> INSTRUCCIONES:
[A] ¿Qué adjetivos aplica a la exatleta la oración del texto sobre Julia Vaquero que empieza por «Menuda»? Enuméralos todos.
[B] Según el texto sobre Julia Vaquero, ¿en qué distancia tiene ella el récord de España?
[C] Prolonga el texto sobre Julia Vaquero a partir de su última oración.

> TEXTO PROPORCIONADO:

:::

La exatleta, retirada por problemas de salud mental, se decide a contar su calvario personal

Julia Vaquero
Julia Vaquero, deportista veterana, en A Guarda.OSCAR CORRAL

Su rostro luce aceitunado, tamizado por las horas de entrenamiento a la intemperie y más ahora que ha descubierto que también se le da bien la bicicleta. Menuda, hiperactiva, habladora, no se lo pone sencillo al fotógrafo, que necesita que se concentre unos instantes para reflejar su lucha interior en unos retratos que brotan entre empellones. Julia Vaquero (Chamonix, Francia, 51 años) quiere hablar y pide que, de alguna manera, le ayuden a ordenar su mensaje. “Hazme preguntas porque me voy por las ramas”, sugiere. Pero antes de que se le plantee cualquier cuestión ya se le vienen a la cabeza varias ideas y las lanza como si fuesen racimos. Entre medias desliza alguna confesión que hiela la sangre. “Estoy descubriendo las caricias”, dispara. Tiene una historia que contar, cruda, dura y con un final por escribir, la de una niña que empezó a correr para olvidar y que, ya mujer, no olvida por qué corrió. Su récord de España de los 5.000 metros cumplió el pasado verano, sin que nadie lo haya rebajado, un cuarto de siglo.

:::

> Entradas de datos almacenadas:
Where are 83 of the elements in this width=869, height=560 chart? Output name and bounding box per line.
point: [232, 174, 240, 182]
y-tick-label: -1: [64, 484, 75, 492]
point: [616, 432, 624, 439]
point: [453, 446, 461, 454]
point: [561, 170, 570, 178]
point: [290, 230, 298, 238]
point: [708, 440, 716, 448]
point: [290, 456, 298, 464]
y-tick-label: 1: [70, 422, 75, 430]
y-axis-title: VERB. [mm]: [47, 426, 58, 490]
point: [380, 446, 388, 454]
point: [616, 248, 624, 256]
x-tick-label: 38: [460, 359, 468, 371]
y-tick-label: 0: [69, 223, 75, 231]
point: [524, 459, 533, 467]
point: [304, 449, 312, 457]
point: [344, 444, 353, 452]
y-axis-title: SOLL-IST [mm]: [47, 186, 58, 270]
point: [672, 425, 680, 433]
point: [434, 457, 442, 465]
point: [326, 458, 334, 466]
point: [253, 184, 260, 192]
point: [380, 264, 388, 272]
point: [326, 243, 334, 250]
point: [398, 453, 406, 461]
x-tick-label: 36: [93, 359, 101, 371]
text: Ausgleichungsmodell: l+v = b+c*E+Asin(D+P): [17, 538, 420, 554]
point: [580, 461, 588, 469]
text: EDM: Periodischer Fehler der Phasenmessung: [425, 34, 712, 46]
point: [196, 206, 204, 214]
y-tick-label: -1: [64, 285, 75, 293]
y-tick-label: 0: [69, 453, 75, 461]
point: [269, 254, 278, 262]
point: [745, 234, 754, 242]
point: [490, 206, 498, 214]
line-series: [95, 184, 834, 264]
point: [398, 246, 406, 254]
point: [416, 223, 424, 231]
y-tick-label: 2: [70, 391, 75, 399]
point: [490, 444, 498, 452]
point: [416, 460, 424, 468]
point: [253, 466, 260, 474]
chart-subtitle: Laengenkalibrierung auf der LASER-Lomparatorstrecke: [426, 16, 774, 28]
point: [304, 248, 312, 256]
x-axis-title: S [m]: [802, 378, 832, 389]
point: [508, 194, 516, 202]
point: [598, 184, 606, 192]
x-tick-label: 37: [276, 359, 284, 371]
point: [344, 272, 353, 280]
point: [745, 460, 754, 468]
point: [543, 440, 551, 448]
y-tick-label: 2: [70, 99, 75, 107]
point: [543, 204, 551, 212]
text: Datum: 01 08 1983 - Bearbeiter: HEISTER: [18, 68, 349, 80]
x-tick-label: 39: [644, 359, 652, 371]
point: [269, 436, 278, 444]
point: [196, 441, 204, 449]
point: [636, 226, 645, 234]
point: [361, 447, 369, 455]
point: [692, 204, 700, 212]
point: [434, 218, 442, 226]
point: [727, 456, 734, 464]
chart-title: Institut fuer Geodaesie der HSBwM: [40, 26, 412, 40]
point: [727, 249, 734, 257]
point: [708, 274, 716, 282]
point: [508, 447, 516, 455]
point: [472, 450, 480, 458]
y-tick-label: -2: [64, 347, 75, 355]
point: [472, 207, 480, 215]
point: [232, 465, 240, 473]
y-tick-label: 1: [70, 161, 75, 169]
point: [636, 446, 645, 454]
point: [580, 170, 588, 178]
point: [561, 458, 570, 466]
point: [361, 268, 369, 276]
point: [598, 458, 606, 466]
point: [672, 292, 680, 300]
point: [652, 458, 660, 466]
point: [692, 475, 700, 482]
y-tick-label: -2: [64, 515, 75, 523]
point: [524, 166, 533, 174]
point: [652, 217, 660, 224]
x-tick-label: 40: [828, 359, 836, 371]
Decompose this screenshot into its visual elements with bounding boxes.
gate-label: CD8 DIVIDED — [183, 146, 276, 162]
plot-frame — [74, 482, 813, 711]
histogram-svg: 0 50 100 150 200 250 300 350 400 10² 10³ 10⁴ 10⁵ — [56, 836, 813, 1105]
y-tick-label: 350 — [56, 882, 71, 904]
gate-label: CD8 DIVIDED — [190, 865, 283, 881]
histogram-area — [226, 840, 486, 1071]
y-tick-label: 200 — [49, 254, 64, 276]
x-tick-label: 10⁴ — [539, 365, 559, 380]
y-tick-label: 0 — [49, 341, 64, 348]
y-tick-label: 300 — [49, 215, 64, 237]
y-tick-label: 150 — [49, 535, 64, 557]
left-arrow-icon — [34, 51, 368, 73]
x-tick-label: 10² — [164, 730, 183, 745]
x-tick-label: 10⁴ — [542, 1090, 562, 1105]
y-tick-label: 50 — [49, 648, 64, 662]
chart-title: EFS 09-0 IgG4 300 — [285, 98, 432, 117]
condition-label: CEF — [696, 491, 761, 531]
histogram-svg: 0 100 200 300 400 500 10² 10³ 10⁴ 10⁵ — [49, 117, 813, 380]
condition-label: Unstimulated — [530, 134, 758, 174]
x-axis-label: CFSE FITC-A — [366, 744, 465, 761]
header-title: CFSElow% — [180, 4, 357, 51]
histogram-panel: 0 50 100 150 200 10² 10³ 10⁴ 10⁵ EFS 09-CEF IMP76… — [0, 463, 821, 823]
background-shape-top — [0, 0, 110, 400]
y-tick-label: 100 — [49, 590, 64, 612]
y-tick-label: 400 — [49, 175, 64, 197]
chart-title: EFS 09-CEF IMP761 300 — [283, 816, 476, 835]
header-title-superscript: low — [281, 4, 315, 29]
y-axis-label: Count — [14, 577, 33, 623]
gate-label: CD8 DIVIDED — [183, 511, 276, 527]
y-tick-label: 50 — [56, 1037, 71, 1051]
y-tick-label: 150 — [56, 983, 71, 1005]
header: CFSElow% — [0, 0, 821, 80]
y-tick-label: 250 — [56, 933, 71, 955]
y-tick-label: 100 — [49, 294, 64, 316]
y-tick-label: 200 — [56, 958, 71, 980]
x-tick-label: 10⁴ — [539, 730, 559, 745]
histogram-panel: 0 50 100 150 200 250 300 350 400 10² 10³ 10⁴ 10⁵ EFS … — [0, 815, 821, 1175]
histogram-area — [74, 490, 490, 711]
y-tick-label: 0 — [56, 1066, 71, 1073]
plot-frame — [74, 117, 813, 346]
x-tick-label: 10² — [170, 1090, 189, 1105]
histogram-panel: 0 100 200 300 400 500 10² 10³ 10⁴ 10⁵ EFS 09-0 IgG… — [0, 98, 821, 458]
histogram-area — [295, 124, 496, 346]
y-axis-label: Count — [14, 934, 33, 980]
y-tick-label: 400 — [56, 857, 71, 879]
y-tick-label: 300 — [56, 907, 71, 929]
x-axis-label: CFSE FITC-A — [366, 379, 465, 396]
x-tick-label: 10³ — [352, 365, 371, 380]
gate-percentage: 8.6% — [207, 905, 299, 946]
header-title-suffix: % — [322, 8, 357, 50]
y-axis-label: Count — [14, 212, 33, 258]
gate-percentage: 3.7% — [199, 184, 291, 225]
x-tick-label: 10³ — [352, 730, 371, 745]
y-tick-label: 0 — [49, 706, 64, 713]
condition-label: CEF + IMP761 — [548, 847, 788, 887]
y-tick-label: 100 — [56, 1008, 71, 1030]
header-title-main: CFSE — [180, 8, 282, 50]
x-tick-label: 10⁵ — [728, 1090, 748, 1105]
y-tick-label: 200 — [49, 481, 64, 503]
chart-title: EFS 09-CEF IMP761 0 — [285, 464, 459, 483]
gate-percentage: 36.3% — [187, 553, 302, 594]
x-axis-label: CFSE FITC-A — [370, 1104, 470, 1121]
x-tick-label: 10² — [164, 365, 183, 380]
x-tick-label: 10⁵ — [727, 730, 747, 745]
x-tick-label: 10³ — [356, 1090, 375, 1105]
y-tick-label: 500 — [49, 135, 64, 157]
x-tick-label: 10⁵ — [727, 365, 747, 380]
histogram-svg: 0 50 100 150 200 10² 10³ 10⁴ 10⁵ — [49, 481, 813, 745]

:::

> RESPUESTAS:
[A] Menuda, hiperactiva, habladora.

[B] En los 5.000 metros.

[C]
Vaquero, ahora cincuentona, ha vuelto a calzarse las zapatillas. Hace tres semanas fue aclamada en Lugo tras ganar una carrera máster (para mayores de 35 años) de cross, la especialidad en la que siempre se sintió más cómoda y en la que fue siete veces campeona de España, una disciplina en la que firmó un cuarto puesto en el memorable Mundial de 1997 en Turín, cuando ella y la británica Paula Radcliffe miraron a los ojos a todas las africanas. Aquel día acabó cuarta a un segundo de la campeona etíope Gete Wami. En la pista también brilló al más alto nivel. Un año antes había sido novena en el 10.000 de los Juegos de Atlanta. Y en 1999, en el Mundial de Sevilla acabó sexta en el 5.000. Este jueves, tras un entrenamiento en bicicleta se sentó ante una infusión de jengibre en una terraza de su pueblo, A Guarda, en el confín en el que el Miño vierte en el océano y marca frontera entre España y Portugal. A unos pocos metros una placa da su nombre a una calle a la que, no hace tanto, le daba vergüenza salir. Sigue tratamiento con un psiquiatra y se rebela ante un pasado diagnóstico de bipolaridad y, sobre todo, contra una relación de pareja que prácticamente la arrasó. Ganó mucho dinero, pero no cotizaba, y hoy sus ingresos mensuales se reducen a una pensión no contributiva de menos de 400 euros.

—¿Le sienta bien contar su historia?

—Sí. No estoy curada. Pero pensé que no iba a estar aquí para hacerlo y quiero contar lo que me ha pasado.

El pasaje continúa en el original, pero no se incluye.